What the exercise asks: Find the lines below that contain the word "solo" and count them. Only the number should be given.

Given information:

○ ○ ○ ○ ○

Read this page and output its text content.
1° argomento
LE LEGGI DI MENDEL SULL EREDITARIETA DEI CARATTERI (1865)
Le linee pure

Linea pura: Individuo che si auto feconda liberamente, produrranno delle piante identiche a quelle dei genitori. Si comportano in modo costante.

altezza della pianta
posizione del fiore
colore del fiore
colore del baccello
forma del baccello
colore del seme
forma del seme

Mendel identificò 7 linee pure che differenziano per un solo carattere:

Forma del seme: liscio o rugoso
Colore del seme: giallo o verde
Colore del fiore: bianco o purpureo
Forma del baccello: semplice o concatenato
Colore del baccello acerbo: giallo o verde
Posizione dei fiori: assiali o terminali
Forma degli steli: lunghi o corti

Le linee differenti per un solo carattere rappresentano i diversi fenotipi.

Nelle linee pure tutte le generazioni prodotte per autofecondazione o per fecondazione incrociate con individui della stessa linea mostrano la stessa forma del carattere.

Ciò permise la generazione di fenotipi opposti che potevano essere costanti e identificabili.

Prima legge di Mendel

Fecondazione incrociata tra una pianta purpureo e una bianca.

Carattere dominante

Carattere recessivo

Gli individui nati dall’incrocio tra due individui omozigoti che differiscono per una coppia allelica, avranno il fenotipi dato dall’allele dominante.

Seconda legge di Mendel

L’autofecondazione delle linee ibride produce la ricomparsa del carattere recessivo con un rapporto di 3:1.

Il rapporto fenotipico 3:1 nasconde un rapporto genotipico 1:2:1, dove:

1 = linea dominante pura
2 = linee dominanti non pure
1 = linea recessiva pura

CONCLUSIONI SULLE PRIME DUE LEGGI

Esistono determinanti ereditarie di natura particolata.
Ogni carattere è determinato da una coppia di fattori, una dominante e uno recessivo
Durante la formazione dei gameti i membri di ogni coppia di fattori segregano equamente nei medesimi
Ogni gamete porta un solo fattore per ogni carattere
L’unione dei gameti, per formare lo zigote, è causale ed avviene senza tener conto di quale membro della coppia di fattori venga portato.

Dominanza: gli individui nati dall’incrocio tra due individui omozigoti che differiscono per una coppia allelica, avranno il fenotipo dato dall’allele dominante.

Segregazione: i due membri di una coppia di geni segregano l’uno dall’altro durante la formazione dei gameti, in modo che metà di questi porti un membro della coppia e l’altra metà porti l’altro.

○ ○ ○ ○ ○

Solution: 3